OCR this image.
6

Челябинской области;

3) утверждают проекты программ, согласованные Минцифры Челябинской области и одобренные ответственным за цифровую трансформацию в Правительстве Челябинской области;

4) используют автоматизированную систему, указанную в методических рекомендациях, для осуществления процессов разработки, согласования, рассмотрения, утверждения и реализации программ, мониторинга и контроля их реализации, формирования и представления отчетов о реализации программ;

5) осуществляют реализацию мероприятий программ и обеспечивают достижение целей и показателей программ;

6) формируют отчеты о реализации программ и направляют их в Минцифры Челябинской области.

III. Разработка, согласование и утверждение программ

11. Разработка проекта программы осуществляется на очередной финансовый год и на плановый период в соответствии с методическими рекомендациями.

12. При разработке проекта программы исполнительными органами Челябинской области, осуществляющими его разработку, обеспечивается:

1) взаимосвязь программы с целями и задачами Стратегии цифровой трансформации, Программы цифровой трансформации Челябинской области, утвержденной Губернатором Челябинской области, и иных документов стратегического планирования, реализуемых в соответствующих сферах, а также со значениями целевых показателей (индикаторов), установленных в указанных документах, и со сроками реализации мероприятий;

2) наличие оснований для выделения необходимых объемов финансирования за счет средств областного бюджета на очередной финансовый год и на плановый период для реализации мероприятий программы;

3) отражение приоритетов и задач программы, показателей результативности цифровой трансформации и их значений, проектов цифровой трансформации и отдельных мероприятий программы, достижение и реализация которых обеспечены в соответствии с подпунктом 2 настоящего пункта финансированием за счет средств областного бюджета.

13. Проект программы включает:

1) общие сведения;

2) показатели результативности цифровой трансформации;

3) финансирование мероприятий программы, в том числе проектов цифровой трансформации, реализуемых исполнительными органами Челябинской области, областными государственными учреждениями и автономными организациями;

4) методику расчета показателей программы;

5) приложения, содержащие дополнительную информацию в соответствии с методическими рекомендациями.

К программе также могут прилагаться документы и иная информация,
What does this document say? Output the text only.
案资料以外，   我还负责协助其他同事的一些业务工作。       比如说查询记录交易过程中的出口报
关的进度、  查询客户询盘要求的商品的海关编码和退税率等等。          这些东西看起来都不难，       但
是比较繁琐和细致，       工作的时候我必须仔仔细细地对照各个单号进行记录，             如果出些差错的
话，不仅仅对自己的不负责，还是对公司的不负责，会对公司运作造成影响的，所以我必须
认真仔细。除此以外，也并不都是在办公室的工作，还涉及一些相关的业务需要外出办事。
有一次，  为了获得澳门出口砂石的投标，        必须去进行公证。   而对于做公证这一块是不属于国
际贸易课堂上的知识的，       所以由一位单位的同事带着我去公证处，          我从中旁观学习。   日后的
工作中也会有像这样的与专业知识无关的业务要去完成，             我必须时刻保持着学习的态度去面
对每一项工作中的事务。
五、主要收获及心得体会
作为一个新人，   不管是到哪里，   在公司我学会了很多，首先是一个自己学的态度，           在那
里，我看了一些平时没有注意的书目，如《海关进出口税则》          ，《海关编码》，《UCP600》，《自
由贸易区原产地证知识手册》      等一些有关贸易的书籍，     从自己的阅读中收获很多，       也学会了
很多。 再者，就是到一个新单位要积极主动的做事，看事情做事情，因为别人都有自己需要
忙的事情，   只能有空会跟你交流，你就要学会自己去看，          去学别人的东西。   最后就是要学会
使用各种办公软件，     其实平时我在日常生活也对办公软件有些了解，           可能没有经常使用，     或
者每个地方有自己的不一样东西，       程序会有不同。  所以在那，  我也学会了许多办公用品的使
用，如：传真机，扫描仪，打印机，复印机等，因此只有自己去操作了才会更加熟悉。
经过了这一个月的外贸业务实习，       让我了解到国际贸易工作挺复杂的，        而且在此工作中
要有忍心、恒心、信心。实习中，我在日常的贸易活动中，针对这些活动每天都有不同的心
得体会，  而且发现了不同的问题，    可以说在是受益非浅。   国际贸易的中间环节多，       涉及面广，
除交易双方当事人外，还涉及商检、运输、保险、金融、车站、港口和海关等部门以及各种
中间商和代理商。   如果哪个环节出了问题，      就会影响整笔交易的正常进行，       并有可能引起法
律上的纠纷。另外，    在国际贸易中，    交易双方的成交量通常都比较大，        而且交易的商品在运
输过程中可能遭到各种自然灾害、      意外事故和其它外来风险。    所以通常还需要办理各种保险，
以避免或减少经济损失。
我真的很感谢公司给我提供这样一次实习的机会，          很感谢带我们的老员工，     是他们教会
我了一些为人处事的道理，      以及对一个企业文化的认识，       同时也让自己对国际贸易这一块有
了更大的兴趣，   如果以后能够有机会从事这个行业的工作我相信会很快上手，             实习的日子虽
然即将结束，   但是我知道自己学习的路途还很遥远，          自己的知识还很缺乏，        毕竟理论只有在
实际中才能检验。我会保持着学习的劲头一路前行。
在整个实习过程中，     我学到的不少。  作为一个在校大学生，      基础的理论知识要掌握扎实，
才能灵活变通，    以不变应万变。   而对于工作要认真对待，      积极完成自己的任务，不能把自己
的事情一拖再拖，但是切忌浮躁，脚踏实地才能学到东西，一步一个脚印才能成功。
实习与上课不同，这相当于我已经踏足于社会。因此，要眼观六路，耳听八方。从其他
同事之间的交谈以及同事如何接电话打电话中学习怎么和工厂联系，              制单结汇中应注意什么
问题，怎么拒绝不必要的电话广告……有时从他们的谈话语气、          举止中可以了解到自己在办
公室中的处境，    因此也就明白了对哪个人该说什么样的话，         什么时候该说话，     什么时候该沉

• • • •

WHAT TO PRODUCE ▸
Your task is to pick out every line with the string "достижение" and copy it.

THE SOLUTION ▸
5) осуществляют реализацию мероприятий программ и обеспечивают достижение целей и показателей программ;
3) отражение приоритетов и задач программы, показателей результативности цифровой трансформации и их значений, проектов цифровой трансформации и отдельных мероприятий программы, достижение и реализация которых обеспечены в соответствии с подпунктом 2 настоящего пункта финансированием за счет средств областного бюджета.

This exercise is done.